>>>>>

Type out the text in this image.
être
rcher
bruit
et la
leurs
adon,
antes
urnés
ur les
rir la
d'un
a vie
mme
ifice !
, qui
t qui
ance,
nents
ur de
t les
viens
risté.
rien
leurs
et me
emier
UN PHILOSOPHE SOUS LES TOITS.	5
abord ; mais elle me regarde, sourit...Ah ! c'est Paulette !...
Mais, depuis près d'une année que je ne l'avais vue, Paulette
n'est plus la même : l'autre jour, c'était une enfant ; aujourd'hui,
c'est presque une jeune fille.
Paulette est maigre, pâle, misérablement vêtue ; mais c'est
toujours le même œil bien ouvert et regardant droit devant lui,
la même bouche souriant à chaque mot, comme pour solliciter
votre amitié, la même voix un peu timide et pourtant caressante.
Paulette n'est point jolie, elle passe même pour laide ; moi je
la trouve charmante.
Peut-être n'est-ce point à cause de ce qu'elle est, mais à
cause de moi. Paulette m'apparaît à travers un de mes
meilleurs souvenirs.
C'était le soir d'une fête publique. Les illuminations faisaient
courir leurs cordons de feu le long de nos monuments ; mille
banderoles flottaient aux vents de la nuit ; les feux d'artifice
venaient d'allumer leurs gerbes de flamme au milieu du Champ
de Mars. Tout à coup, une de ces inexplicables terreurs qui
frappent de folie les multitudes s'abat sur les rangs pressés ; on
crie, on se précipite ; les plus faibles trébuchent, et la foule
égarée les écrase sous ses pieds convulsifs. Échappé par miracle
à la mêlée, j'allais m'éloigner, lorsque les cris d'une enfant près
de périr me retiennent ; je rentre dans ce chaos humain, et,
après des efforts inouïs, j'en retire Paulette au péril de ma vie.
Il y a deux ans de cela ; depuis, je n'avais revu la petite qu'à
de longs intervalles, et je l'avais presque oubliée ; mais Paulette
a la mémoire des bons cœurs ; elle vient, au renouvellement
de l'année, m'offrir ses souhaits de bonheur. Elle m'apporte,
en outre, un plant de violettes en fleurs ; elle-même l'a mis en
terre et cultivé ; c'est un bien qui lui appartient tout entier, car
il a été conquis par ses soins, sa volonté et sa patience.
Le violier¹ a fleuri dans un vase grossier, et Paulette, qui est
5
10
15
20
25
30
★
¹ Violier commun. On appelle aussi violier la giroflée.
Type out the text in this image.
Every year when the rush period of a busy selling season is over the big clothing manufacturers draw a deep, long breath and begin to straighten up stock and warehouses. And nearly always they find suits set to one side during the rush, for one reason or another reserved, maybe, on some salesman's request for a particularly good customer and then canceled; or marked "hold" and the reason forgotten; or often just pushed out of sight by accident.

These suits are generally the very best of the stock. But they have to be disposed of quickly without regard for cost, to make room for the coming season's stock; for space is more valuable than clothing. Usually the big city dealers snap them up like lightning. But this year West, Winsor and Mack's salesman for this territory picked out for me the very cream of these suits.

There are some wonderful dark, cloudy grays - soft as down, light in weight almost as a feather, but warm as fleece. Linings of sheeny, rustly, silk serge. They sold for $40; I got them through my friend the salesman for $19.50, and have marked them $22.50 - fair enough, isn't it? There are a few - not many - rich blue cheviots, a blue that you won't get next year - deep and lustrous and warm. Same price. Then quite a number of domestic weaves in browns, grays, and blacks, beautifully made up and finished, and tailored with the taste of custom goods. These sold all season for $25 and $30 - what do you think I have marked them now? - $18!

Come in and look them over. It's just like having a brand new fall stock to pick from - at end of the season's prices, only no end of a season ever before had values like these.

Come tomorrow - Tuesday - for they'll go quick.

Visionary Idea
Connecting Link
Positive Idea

<<<<<

Instructions to follow:
In the records above, find each line holding "like" and copy it.

Solution to this task:
These suits are generally the very best of the stock. But they have to be disposed of quickly without regard for cost, to make room for the coming season's stock; for space is more valuable than clothing. Usually the big city dealers snap them up like lightning. But this year West, Winsor and Mack's salesman for this territory picked out for me the very cream of these suits.
Come in and look them over. It's just like having a brand new fall stock to pick from - at end of the season's prices, only no end of a season ever before had values like these.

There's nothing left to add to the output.